Records:
— BEGIN —

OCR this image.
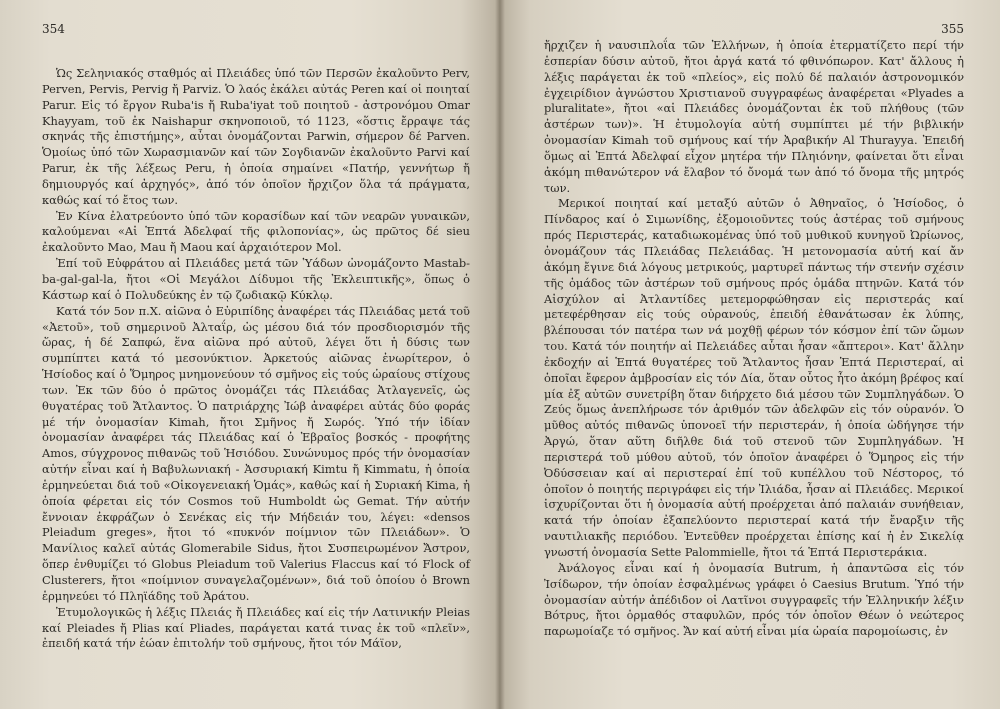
354

Ὡς Σεληνιακός σταθμός αἱ Πλειάδες ὑπό τῶν Περσῶν ἐκαλοῦντο Perv, Perven, Pervis, Pervig ἤ Parviz. Ὁ λαός ἐκάλει αὐτάς Peren καί οἱ ποιηταί Parur. Εἰς τό ἔργον Ruba'is ἤ Ruba'iyat τοῦ ποιητοῦ - ἀστρονόμου Omar Khayyam, τοῦ ἐκ Naishapur σκηνοποιοῦ, τό 1123, «ὅστις ἔρραψε τάς σκηνάς τῆς ἐπιστήμης», αὗται ὀνομάζονται Parwin, σήμερον δέ Parven. Ὁμοίως ὑπό τῶν Χωρασμιανῶν καί τῶν Σογδιανῶν ἐκαλοῦντο Parvi καί Parur, ἐκ τῆς λέξεως Peru, ἡ ὁποία σημαίνει «Πατήρ, γεννήτωρ ἤ δημιουργός καί ἀρχηγός», ἀπό τόν ὁποῖον ἤρχιζον ὅλα τά πράγματα, καθώς καί τό ἔτος των.

Ἐν Κίνα ἐλατρεύοντο ὑπό τῶν κορασίδων καί τῶν νεαρῶν γυναικῶν, καλούμεναι «Αἱ Ἑπτά Ἀδελφαί τῆς φιλοπονίας», ὡς πρῶτος δέ sieu ἐκαλοῦντο Mao, Mau ἤ Maou καί ἀρχαιότερον Mol.

Ἐπί τοῦ Εὐφράτου αἱ Πλειάδες μετά τῶν Ὑάδων ὠνομάζοντο Mastab-ba-gal-gal-la, ἤτοι «Οἱ Μεγάλοι Δίδυμοι τῆς Ἐκλειπτικῆς», ὅπως ὁ Κάστωρ καί ὁ Πολυδεύκης ἐν τῷ ζωδιακῷ Κύκλῳ.

Κατά τόν 5ον π.Χ. αἰῶνα ὁ Εὐριπίδης ἀναφέρει τάς Πλειάδας μετά τοῦ «Ἀετοῦ», τοῦ σημερινοῦ Ἀλταΐρ, ὡς μέσου διά τόν προσδιορισμόν τῆς ὥρας, ἡ δέ Σαπφώ, ἕνα αἰῶνα πρό αὐτοῦ, λέγει ὅτι ἡ δύσις των συμπίπτει κατά τό μεσονύκτιον. Ἀρκετούς αἰῶνας ἐνωρίτερον, ὁ Ἡσίοδος καί ὁ Ὅμηρος μνημονεύουν τό σμῆνος εἰς τούς ὡραίους στίχους των. Ἐκ τῶν δύο ὁ πρῶτος ὀνομάζει τάς Πλειάδας Ἀτλαγενεῖς, ὡς θυγατέρας τοῦ Ἄτλαντος. Ὁ πατριάρχης Ἰώβ ἀναφέρει αὐτάς δύο φοράς μέ τήν ὀνομασίαν Kimah, ἤτοι Σμῆνος ἤ Σωρός. Ὑπό τήν ἰδίαν ὀνομασίαν ἀναφέρει τάς Πλειάδας καί ὁ Ἑβραῖος βοσκός - προφήτης Amos, σύγχρονος πιθανῶς τοῦ Ἡσιόδου. Συνώνυμος πρός τήν ὀνομασίαν αὐτήν εἶναι καί ἡ Βαβυλωνιακή - Ἀσσυριακή Kimtu ἤ Kimmatu, ἡ ὁποία ἑρμηνεύεται διά τοῦ «Οἰκογενειακή Ὁμάς», καθώς καί ἡ Συριακή Kima, ἡ ὁποία φέρεται εἰς τόν Cosmos τοῦ Humboldt ὡς Gemat. Τήν αὐτήν ἔννοιαν ἐκφράζων ὁ Σενέκας εἰς τήν Μήδειάν του, λέγει: «densos Pleiadum greges», ἤτοι τό «πυκνόν ποίμνιον τῶν Πλειάδων». Ὁ Μανίλιος καλεῖ αὐτάς Glomerabile Sidus, ἤτοι Συσπειρωμένον Ἄστρον, ὅπερ ἐνθυμίζει τό Globus Pleiadum τοῦ Valerius Flaccus καί τό Flock of Clusterers, ἤτοι «ποίμνιον συναγελαζομένων», διά τοῦ ὁποίου ὁ Brown ἑρμηνεύει τό Πληϊάδης τοῦ Ἀράτου.

Ἐτυμολογικῶς ἡ λέξις Πλειάς ἤ Πλειάδες καί εἰς τήν Λατινικήν Pleias καί Pleiades ἤ Plias καί Pliades, παράγεται κατά τινας ἐκ τοῦ «πλεῖν», ἐπειδή κατά τήν ἑώαν ἐπιτολήν τοῦ σμήνους, ἤτοι τόν Μάϊον,

355

ἤρχιζεν ἡ ναυσιπλοΐα τῶν Ἑλλήνων, ἡ ὁποία ἐτερματίζετο περί τήν ἑσπερίαν δύσιν αὐτοῦ, ἤτοι ἀργά κατά τό φθινόπωρον. Κατ' ἄλλους ἡ λέξις παράγεται ἐκ τοῦ «πλείος», εἰς πολύ δέ παλαιόν ἀστρονομικόν ἐγχειρίδιον ἀγνώστου Χριστιανοῦ συγγραφέως ἀναφέρεται «Plyades a pluralitate», ἤτοι «αἱ Πλειάδες ὀνομάζονται ἐκ τοῦ πλήθους (τῶν ἀστέρων των)». Ἡ ἐτυμολογία αὐτή συμπίπτει μέ τήν βιβλικήν ὀνομασίαν Kimah τοῦ σμήνους καί τήν Ἀραβικήν Al Thurayya. Ἐπειδή ὅμως αἱ Ἑπτά Ἀδελφαί εἶχον μητέρα τήν Πληιόνην, φαίνεται ὅτι εἶναι ἀκόμη πιθανώτερον νά ἔλαβον τό ὄνομά των ἀπό τό ὄνομα τῆς μητρός των.

Μερικοί ποιηταί καί μεταξύ αὐτῶν ὁ Ἀθηναῖος, ὁ Ἡσίοδος, ὁ Πίνδαρος καί ὁ Σιμωνίδης, ἐξομοιοῦντες τούς ἀστέρας τοῦ σμήνους πρός Περιστεράς, καταδιωκομένας ὑπό τοῦ μυθικοῦ κυνηγοῦ Ὠρίωνος, ὀνομάζουν τάς Πλειάδας Πελειάδας. Ἡ μετονομασία αὐτή καί ἄν ἀκόμη ἔγινε διά λόγους μετρικούς, μαρτυρεῖ πάντως τήν στενήν σχέσιν τῆς ὁμάδος τῶν ἀστέρων τοῦ σμήνους πρός ὁμάδα πτηνῶν. Κατά τόν Αἰσχύλον αἱ Ἀτλαντίδες μετεμορφώθησαν εἰς περιστεράς καί μετεφέρθησαν εἰς τούς οὐρανούς, ἐπειδή ἐθανάτωσαν ἐκ λύπης, βλέπουσαι τόν πατέρα των νά μοχθῇ φέρων τόν κόσμον ἐπί τῶν ὤμων του. Κατά τόν ποιητήν αἱ Πελειάδες αὗται ἦσαν «ἄπτεροι». Κατ' ἄλλην ἐκδοχήν αἱ Ἑπτά θυγατέρες τοῦ Ἄτλαντος ἦσαν Ἑπτά Περιστεραί, αἱ ὁποῖαι ἔφερον ἀμβροσίαν εἰς τόν Δία, ὅταν οὗτος ἦτο ἀκόμη βρέφος καί μία ἐξ αὐτῶν συνετρίβη ὅταν διήρχετο διά μέσου τῶν Συμπληγάδων. Ὁ Ζεύς ὅμως ἀνεπλήρωσε τόν ἀριθμόν τῶν ἀδελφῶν εἰς τόν οὐρανόν. Ὁ μῦθος αὐτός πιθανῶς ὑπονοεῖ τήν περιστεράν, ἡ ὁποία ὡδήγησε τήν Ἀργώ, ὅταν αὕτη διῆλθε διά τοῦ στενοῦ τῶν Συμπληγάδων. Ἡ περιστερά τοῦ μύθου αὐτοῦ, τόν ὁποῖον ἀναφέρει ὁ Ὅμηρος εἰς τήν Ὀδύσσειαν καί αἱ περιστεραί ἐπί τοῦ κυπέλλου τοῦ Νέστορος, τό ὁποῖον ὁ ποιητής περιγράφει εἰς τήν Ἰλιάδα, ἦσαν αἱ Πλειάδες. Μερικοί ἰσχυρίζονται ὅτι ἡ ὀνομασία αὐτή προέρχεται ἀπό παλαιάν συνήθειαν, κατά τήν ὁποίαν ἐξαπελύοντο περιστεραί κατά τήν ἔναρξιν τῆς ναυτιλιακῆς περιόδου. Ἐντεῦθεν προέρχεται ἐπίσης καί ἡ ἐν Σικελίᾳ γνωστή ὀνομασία Sette Palommielle, ἤτοι τά Ἑπτά Περιστεράκια.

Ἀνάλογος εἶναι καί ἡ ὀνομασία Butrum, ἡ ἀπαντῶσα εἰς τόν Ἰσίδωρον, τήν ὁποίαν ἐσφαλμένως γράφει ὁ Caesius Brutum. Ὑπό τήν ὀνομασίαν αὐτήν ἀπέδιδον οἱ Λατῖνοι συγγραφεῖς τήν Ἑλληνικήν λέξιν Βότρυς, ἤτοι ὁρμαθός σταφυλῶν, πρός τόν ὁποῖον Θέων ὁ νεώτερος παρωμοίαζε τό σμῆνος. Ἄν καί αὐτή εἶναι μία ὡραία παρομοίωσις, ἐν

— END —

▸ Written instruction:
Gather all lines from the listing above in which "λέξις" occurs.

▸ Answer in full:
Ἐτυμολογικῶς ἡ λέξις Πλειάς ἤ Πλειάδες καί εἰς τήν Λατινικήν Pleias καί Pleiades ἤ Plias καί Pliades, παράγεται κατά τινας ἐκ τοῦ «πλεῖν», ἐπειδή κατά τήν ἑώαν ἐπιτολήν τοῦ σμήνους, ἤτοι τόν Μάϊον,
ἤρχιζεν ἡ ναυσιπλοΐα τῶν Ἑλλήνων, ἡ ὁποία ἐτερματίζετο περί τήν ἑσπερίαν δύσιν αὐτοῦ, ἤτοι ἀργά κατά τό φθινόπωρον. Κατ' ἄλλους ἡ λέξις παράγεται ἐκ τοῦ «πλείος», εἰς πολύ δέ παλαιόν ἀστρονομικόν ἐγχειρίδιον ἀγνώστου Χριστιανοῦ συγγραφέως ἀναφέρεται «Plyades a pluralitate», ἤτοι «αἱ Πλειάδες ὀνομάζονται ἐκ τοῦ πλήθους (τῶν ἀστέρων των)». Ἡ ἐτυμολογία αὐτή συμπίπτει μέ τήν βιβλικήν ὀνομασίαν Kimah τοῦ σμήνους καί τήν Ἀραβικήν Al Thurayya. Ἐπειδή ὅμως αἱ Ἑπτά Ἀδελφαί εἶχον μητέρα τήν Πληιόνην, φαίνεται ὅτι εἶναι ἀκόμη πιθανώτερον νά ἔλαβον τό ὄνομά των ἀπό τό ὄνομα τῆς μητρός των.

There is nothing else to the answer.